* _Exercise details_
Count the lines below that contain the word "User", and give only that number.

* _Input rows_
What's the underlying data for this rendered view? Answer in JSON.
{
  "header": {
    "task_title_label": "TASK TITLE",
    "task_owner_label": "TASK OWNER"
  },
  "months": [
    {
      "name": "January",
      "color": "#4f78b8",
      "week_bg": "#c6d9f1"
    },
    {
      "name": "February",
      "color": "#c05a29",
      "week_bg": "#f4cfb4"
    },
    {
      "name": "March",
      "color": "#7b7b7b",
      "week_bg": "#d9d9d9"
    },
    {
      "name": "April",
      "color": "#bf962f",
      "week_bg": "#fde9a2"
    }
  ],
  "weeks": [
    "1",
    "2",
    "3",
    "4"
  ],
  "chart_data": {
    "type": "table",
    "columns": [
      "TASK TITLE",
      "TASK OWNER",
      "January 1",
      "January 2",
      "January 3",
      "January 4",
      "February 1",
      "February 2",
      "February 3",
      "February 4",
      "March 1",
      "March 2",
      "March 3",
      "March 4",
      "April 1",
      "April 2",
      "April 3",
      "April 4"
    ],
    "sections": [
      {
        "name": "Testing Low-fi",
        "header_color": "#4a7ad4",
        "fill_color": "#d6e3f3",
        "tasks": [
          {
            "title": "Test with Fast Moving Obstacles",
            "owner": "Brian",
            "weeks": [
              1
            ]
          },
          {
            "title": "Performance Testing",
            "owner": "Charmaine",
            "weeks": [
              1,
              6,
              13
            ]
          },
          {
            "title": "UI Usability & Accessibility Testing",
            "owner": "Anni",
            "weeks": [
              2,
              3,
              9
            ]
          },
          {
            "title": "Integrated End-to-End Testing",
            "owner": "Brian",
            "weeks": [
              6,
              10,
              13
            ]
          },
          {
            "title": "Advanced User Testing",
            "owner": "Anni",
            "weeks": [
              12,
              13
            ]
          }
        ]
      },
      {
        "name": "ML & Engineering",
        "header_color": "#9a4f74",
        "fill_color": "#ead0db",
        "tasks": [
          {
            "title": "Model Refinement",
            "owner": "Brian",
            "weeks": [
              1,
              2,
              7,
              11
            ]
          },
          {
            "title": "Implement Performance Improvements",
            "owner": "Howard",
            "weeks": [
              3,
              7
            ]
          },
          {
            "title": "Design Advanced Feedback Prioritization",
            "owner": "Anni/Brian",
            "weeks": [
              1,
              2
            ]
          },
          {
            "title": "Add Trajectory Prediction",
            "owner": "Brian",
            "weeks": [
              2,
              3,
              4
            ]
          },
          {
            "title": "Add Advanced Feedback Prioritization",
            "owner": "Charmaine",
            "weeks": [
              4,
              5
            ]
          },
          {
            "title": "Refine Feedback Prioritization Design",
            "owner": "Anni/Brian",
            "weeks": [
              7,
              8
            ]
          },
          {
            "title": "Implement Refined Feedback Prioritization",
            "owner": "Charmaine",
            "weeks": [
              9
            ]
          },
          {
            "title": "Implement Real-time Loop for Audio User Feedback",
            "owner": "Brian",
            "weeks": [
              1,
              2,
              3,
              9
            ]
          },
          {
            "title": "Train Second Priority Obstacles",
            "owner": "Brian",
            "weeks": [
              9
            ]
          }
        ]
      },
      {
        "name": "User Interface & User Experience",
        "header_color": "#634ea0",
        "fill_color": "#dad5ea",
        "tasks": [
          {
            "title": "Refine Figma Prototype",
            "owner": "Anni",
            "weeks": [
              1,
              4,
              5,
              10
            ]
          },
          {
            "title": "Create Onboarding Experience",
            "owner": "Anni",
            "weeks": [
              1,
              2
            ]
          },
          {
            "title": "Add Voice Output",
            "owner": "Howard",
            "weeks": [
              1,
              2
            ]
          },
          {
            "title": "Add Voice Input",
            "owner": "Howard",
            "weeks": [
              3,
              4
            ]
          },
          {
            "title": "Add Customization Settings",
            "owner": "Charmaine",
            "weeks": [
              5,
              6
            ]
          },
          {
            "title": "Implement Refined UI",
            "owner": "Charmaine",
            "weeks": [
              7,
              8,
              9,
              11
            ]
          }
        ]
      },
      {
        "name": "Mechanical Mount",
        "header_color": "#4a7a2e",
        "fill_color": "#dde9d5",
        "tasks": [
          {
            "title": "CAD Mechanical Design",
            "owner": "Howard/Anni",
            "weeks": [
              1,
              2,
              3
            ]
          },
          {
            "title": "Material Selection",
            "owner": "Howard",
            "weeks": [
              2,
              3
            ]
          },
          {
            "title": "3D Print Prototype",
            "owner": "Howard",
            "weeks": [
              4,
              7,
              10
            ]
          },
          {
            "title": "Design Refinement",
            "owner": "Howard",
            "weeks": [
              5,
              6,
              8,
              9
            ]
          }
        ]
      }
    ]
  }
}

* _Result of the exercise_
3